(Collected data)

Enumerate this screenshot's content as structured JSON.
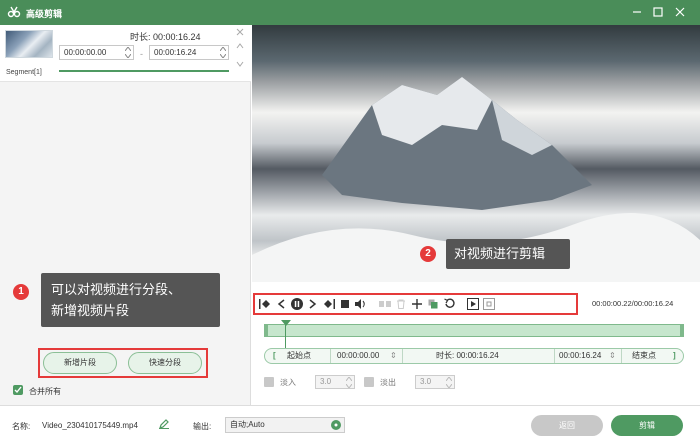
{
  "window": {
    "title": "高级剪辑"
  },
  "segment": {
    "name": "Segment[1]",
    "duration_text": "时长: 00:00:16.24",
    "start_time": "00:00:00.00",
    "end_time": "00:00:16.24",
    "separator": "-"
  },
  "annotations": {
    "badge1": "1",
    "tip1_line1": "可以对视频进行分段、",
    "tip1_line2": "新增视频片段",
    "badge2": "2",
    "tip2": "对视频进行剪辑"
  },
  "left_buttons": {
    "new_segment": "新增片段",
    "quick_split": "快速分段"
  },
  "merge_all": {
    "label": "合并所有",
    "checked": true
  },
  "player": {
    "time_readout": "00:00:00.22/00:00:16.24",
    "playhead_fraction": 0.05
  },
  "range": {
    "start_bracket": "[",
    "start_label": "起始点",
    "start_value": "00:00:00.00",
    "duration_label": "时长: 00:00:16.24",
    "end_value": "00:00:16.24",
    "end_label": "结束点",
    "end_bracket": "]"
  },
  "fade_in": {
    "label": "淡入",
    "value": "3.0"
  },
  "fade_out": {
    "label": "淡出",
    "value": "3.0"
  },
  "footer": {
    "name_label": "名称:",
    "file_name": "Video_230410175449.mp4",
    "output_label": "输出:",
    "output_value": "自动;Auto",
    "return_label": "返回",
    "cut_label": "剪辑"
  },
  "colors": {
    "brand_green": "#4a8d59",
    "accent_green": "#4f9a62",
    "badge_red": "#e53a3a",
    "tooltip_gray": "#555555"
  }
}
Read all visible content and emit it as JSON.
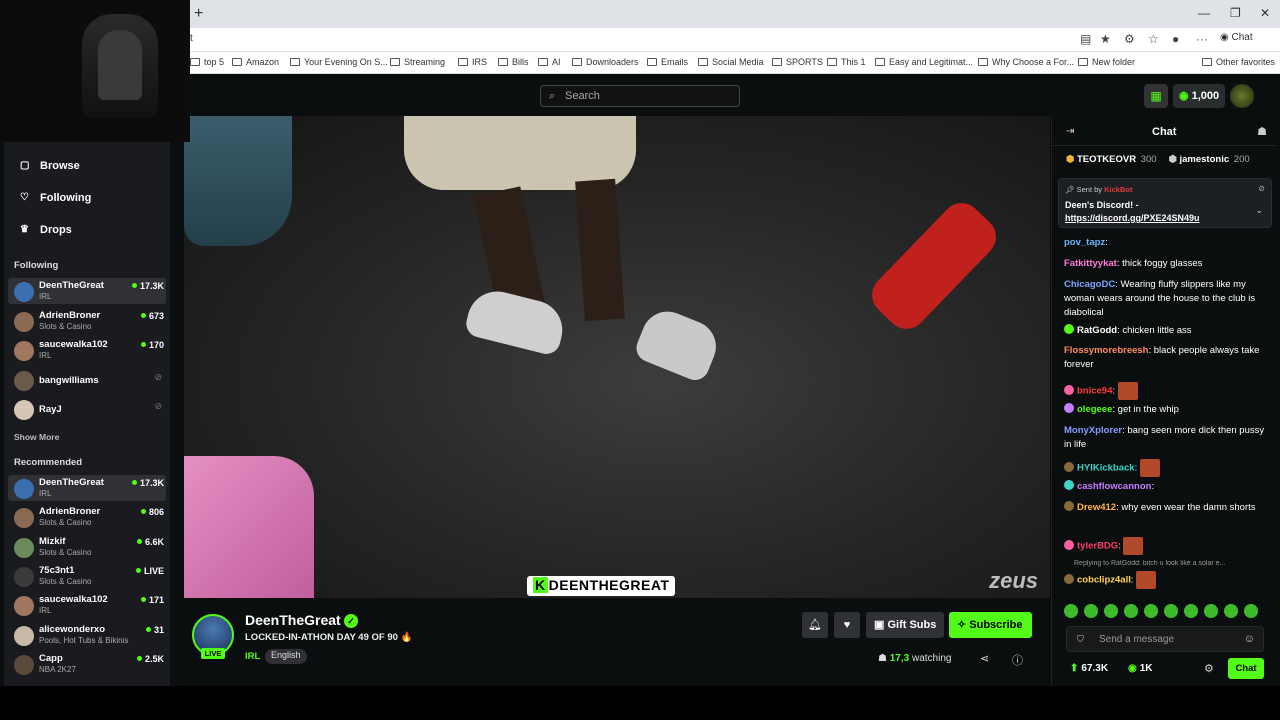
{
  "browser": {
    "url_fragment": "t",
    "chat_ext": "Chat",
    "bookmarks": [
      "top 5",
      "Amazon",
      "Your Evening On S...",
      "Streaming",
      "IRS",
      "Bills",
      "AI",
      "Downloaders",
      "Emails",
      "Social Media",
      "SPORTS",
      "This 1",
      "Easy and Legitimat...",
      "Why Choose a For...",
      "New folder",
      "Other favorites"
    ]
  },
  "topbar": {
    "search_placeholder": "Search",
    "coins": "1,000"
  },
  "sidebar": {
    "nav": [
      {
        "label": "Browse",
        "icon": "browse-icon"
      },
      {
        "label": "Following",
        "icon": "heart-icon"
      },
      {
        "label": "Drops",
        "icon": "gift-icon"
      }
    ],
    "following_title": "Following",
    "following": [
      {
        "name": "DeenTheGreat",
        "category": "IRL",
        "viewers": "17.3K",
        "live": true
      },
      {
        "name": "AdrienBroner",
        "category": "Slots & Casino",
        "viewers": "673",
        "live": true
      },
      {
        "name": "saucewalka102",
        "category": "IRL",
        "viewers": "170",
        "live": true
      },
      {
        "name": "bangwilliams",
        "category": "",
        "viewers": "",
        "live": false
      },
      {
        "name": "RayJ",
        "category": "",
        "viewers": "",
        "live": false
      }
    ],
    "show_more": "Show More",
    "recommended_title": "Recommended",
    "recommended": [
      {
        "name": "DeenTheGreat",
        "category": "IRL",
        "viewers": "17.3K"
      },
      {
        "name": "AdrienBroner",
        "category": "Slots & Casino",
        "viewers": "806"
      },
      {
        "name": "Mizkif",
        "category": "Slots & Casino",
        "viewers": "6.6K"
      },
      {
        "name": "75c3nt1",
        "category": "Slots & Casino",
        "viewers": "LIVE"
      },
      {
        "name": "saucewalka102",
        "category": "IRL",
        "viewers": "171"
      },
      {
        "name": "alicewonderxo",
        "category": "Pools, Hot Tubs & Bikinis",
        "viewers": "31"
      },
      {
        "name": "Capp",
        "category": "NBA 2K27",
        "viewers": "2.5K"
      }
    ]
  },
  "video": {
    "watermark_k": "K",
    "watermark_text": "DEENTHEGREAT",
    "brand": "zeus"
  },
  "stream": {
    "streamer": "DeenTheGreat",
    "live_label": "LIVE",
    "title": "LOCKED-IN-ATHON DAY 49 OF 90 🔥",
    "category": "IRL",
    "language": "English",
    "gift_label": "Gift Subs",
    "subscribe_label": "Subscribe",
    "viewers": "17,3",
    "watching_label": "watching"
  },
  "chat": {
    "title": "Chat",
    "leaders": [
      {
        "name": "TEOTKEOVR",
        "score": "300"
      },
      {
        "name": "jamestonic",
        "score": "200"
      }
    ],
    "pinned": {
      "sent_by": "Sent by",
      "bot": "KickBot",
      "text": "Deen's Discord! -",
      "link": "https://discord.gg/PXE24SN49u"
    },
    "messages": [
      {
        "user": "pov_tapz",
        "color": "#6ab7ff",
        "text": ""
      },
      {
        "user": "Fatkittyykat",
        "color": "#ff7ad9",
        "text": "thick foggy glasses"
      },
      {
        "user": "ChicagoDC",
        "color": "#7aa6ff",
        "text": "Wearing fluffy slippers like my woman wears around the house to the club is diabolical"
      },
      {
        "user": "RatGodd",
        "color": "#ffffff",
        "text": "chicken little ass"
      },
      {
        "user": "Flossymorebreesh",
        "color": "#ff8a65",
        "text": "black people always take forever"
      },
      {
        "user": "bnice94",
        "color": "#ff3b3b",
        "text": ""
      },
      {
        "user": "olegeee",
        "color": "#53fc18",
        "text": "get in the whip"
      },
      {
        "user": "MonyXplorer",
        "color": "#8a9bff",
        "text": "bang seen more dick then pussy in life"
      },
      {
        "user": "HYIKickback",
        "color": "#3fd4c9",
        "text": ""
      },
      {
        "user": "cashflowcannon",
        "color": "#c77dff",
        "text": ""
      },
      {
        "user": "Drew412",
        "color": "#ffb347",
        "text": "why even wear the damn shorts"
      },
      {
        "user": "tylerBDG",
        "color": "#ff3b6b",
        "text": ""
      },
      {
        "user": "cobclipz4all",
        "color": "#ffd54f",
        "text": ""
      }
    ],
    "reply_note": "Replying to RatGodd: bitch u look like a solar e...",
    "input_placeholder": "Send a message",
    "followers": "67.3K",
    "coins": "1K",
    "send_label": "Chat"
  },
  "colors": {
    "accent": "#53fc18",
    "bg": "#0b0e0f",
    "panel": "#191b1f"
  }
}
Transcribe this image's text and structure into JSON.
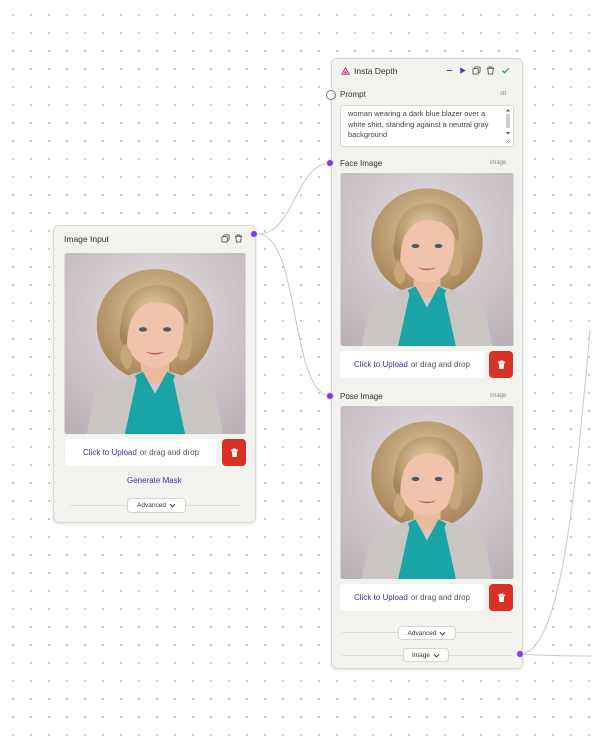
{
  "image_input_node": {
    "title": "Image Input",
    "upload": {
      "link": "Click to Upload",
      "rest": "or drag and drop"
    },
    "generate_mask": "Generate Mask",
    "advanced": "Advanced"
  },
  "insta_depth_node": {
    "title": "Insta Depth",
    "prompt": {
      "label": "Prompt",
      "type": "str",
      "value": "woman wearing a dark blue blazer over a white shirt, standing against a neutral gray background"
    },
    "face_image": {
      "label": "Face Image",
      "type": "image",
      "upload_link": "Click to Upload",
      "upload_rest": "or drag and drop"
    },
    "pose_image": {
      "label": "Pose Image",
      "type": "image",
      "upload_link": "Click to Upload",
      "upload_rest": "or drag and drop"
    },
    "advanced": "Advanced",
    "output": "Image"
  },
  "icons": [
    "copy-icon",
    "trash-icon",
    "minimize-icon",
    "play-icon",
    "check-icon",
    "chevron-down-icon",
    "node-logo-icon"
  ],
  "colors": {
    "accent": "#7d3ed6",
    "link": "#4b2ca3",
    "danger": "#d83227",
    "node_bg": "#f2f2ee"
  }
}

# Task instructions
Exclude the images, then output the data above word for word.

# The result
Enumerate this screenshot's content as structured JSON.
{
  "window": {
    "title": "高级剪辑"
  },
  "segment": {
    "name": "Segment[1]",
    "duration_text": "时长: 00:00:16.24",
    "start_time": "00:00:00.00",
    "end_time": "00:00:16.24",
    "separator": "-"
  },
  "annotations": {
    "badge1": "1",
    "tip1_line1": "可以对视频进行分段、",
    "tip1_line2": "新增视频片段",
    "badge2": "2",
    "tip2": "对视频进行剪辑"
  },
  "left_buttons": {
    "new_segment": "新增片段",
    "quick_split": "快速分段"
  },
  "merge_all": {
    "label": "合并所有",
    "checked": true
  },
  "player": {
    "time_readout": "00:00:00.22/00:00:16.24",
    "playhead_fraction": 0.05
  },
  "range": {
    "start_bracket": "[",
    "start_label": "起始点",
    "start_value": "00:00:00.00",
    "duration_label": "时长: 00:00:16.24",
    "end_value": "00:00:16.24",
    "end_label": "结束点",
    "end_bracket": "]"
  },
  "fade_in": {
    "label": "淡入",
    "value": "3.0"
  },
  "fade_out": {
    "label": "淡出",
    "value": "3.0"
  },
  "footer": {
    "name_label": "名称:",
    "file_name": "Video_230410175449.mp4",
    "output_label": "输出:",
    "output_value": "自动;Auto",
    "return_label": "返回",
    "cut_label": "剪辑"
  },
  "colors": {
    "brand_green": "#4a8d59",
    "accent_green": "#4f9a62",
    "badge_red": "#e53a3a",
    "tooltip_gray": "#555555"
  }
}
Read all visible content and emit it as JSON.
{
  "browser": {
    "url_fragment": "t",
    "chat_ext": "Chat",
    "bookmarks": [
      "top 5",
      "Amazon",
      "Your Evening On S...",
      "Streaming",
      "IRS",
      "Bills",
      "AI",
      "Downloaders",
      "Emails",
      "Social Media",
      "SPORTS",
      "This 1",
      "Easy and Legitimat...",
      "Why Choose a For...",
      "New folder",
      "Other favorites"
    ]
  },
  "topbar": {
    "search_placeholder": "Search",
    "coins": "1,000"
  },
  "sidebar": {
    "nav": [
      {
        "label": "Browse",
        "icon": "browse-icon"
      },
      {
        "label": "Following",
        "icon": "heart-icon"
      },
      {
        "label": "Drops",
        "icon": "gift-icon"
      }
    ],
    "following_title": "Following",
    "following": [
      {
        "name": "DeenTheGreat",
        "category": "IRL",
        "viewers": "17.3K",
        "live": true
      },
      {
        "name": "AdrienBroner",
        "category": "Slots & Casino",
        "viewers": "673",
        "live": true
      },
      {
        "name": "saucewalka102",
        "category": "IRL",
        "viewers": "170",
        "live": true
      },
      {
        "name": "bangwilliams",
        "category": "",
        "viewers": "",
        "live": false
      },
      {
        "name": "RayJ",
        "category": "",
        "viewers": "",
        "live": false
      }
    ],
    "show_more": "Show More",
    "recommended_title": "Recommended",
    "recommended": [
      {
        "name": "DeenTheGreat",
        "category": "IRL",
        "viewers": "17.3K"
      },
      {
        "name": "AdrienBroner",
        "category": "Slots & Casino",
        "viewers": "806"
      },
      {
        "name": "Mizkif",
        "category": "Slots & Casino",
        "viewers": "6.6K"
      },
      {
        "name": "75c3nt1",
        "category": "Slots & Casino",
        "viewers": "LIVE"
      },
      {
        "name": "saucewalka102",
        "category": "IRL",
        "viewers": "171"
      },
      {
        "name": "alicewonderxo",
        "category": "Pools, Hot Tubs & Bikinis",
        "viewers": "31"
      },
      {
        "name": "Capp",
        "category": "NBA 2K27",
        "viewers": "2.5K"
      }
    ]
  },
  "video": {
    "watermark_k": "K",
    "watermark_text": "DEENTHEGREAT",
    "brand": "zeus"
  },
  "stream": {
    "streamer": "DeenTheGreat",
    "live_label": "LIVE",
    "title": "LOCKED-IN-ATHON DAY 49 OF 90 🔥",
    "category": "IRL",
    "language": "English",
    "gift_label": "Gift Subs",
    "subscribe_label": "Subscribe",
    "viewers": "17,3",
    "watching_label": "watching"
  },
  "chat": {
    "title": "Chat",
    "leaders": [
      {
        "name": "TEOTKEOVR",
        "score": "300"
      },
      {
        "name": "jamestonic",
        "score": "200"
      }
    ],
    "pinned": {
      "sent_by": "Sent by",
      "bot": "KickBot",
      "text": "Deen's Discord! -",
      "link": "https://discord.gg/PXE24SN49u"
    },
    "messages": [
      {
        "user": "pov_tapz",
        "color": "#6ab7ff",
        "text": ""
      },
      {
        "user": "Fatkittyykat",
        "color": "#ff7ad9",
        "text": "thick foggy glasses"
      },
      {
        "user": "ChicagoDC",
        "color": "#7aa6ff",
        "text": "Wearing fluffy slippers like my woman wears around the house to the club is diabolical"
      },
      {
        "user": "RatGodd",
        "color": "#ffffff",
        "text": "chicken little ass"
      },
      {
        "user": "Flossymorebreesh",
        "color": "#ff8a65",
        "text": "black people always take forever"
      },
      {
        "user": "bnice94",
        "color": "#ff3b3b",
        "text": ""
      },
      {
        "user": "olegeee",
        "color": "#53fc18",
        "text": "get in the whip"
      },
      {
        "user": "MonyXplorer",
        "color": "#8a9bff",
        "text": "bang seen more dick then pussy in life"
      },
      {
        "user": "HYIKickback",
        "color": "#3fd4c9",
        "text": ""
      },
      {
        "user": "cashflowcannon",
        "color": "#c77dff",
        "text": ""
      },
      {
        "user": "Drew412",
        "color": "#ffb347",
        "text": "why even wear the damn shorts"
      },
      {
        "user": "tylerBDG",
        "color": "#ff3b6b",
        "text": ""
      },
      {
        "user": "cobclipz4all",
        "color": "#ffd54f",
        "text": ""
      }
    ],
    "reply_note": "Replying to RatGodd: bitch u look like a solar e...",
    "input_placeholder": "Send a message",
    "followers": "67.3K",
    "coins": "1K",
    "send_label": "Chat"
  },
  "colors": {
    "accent": "#53fc18",
    "bg": "#0b0e0f",
    "panel": "#191b1f"
  }
}
Transcribe this image's text and structure into JSON.
{
  "image_input_node": {
    "title": "Image Input",
    "upload": {
      "link": "Click to Upload",
      "rest": "or drag and drop"
    },
    "generate_mask": "Generate Mask",
    "advanced": "Advanced"
  },
  "insta_depth_node": {
    "title": "Insta Depth",
    "prompt": {
      "label": "Prompt",
      "type": "str",
      "value": "woman wearing a dark blue blazer over a white shirt, standing against a neutral gray background"
    },
    "face_image": {
      "label": "Face Image",
      "type": "image",
      "upload_link": "Click to Upload",
      "upload_rest": "or drag and drop"
    },
    "pose_image": {
      "label": "Pose Image",
      "type": "image",
      "upload_link": "Click to Upload",
      "upload_rest": "or drag and drop"
    },
    "advanced": "Advanced",
    "output": "Image"
  },
  "icons": [
    "copy-icon",
    "trash-icon",
    "minimize-icon",
    "play-icon",
    "check-icon",
    "chevron-down-icon",
    "node-logo-icon"
  ],
  "colors": {
    "accent": "#7d3ed6",
    "link": "#4b2ca3",
    "danger": "#d83227",
    "node_bg": "#f2f2ee"
  }
}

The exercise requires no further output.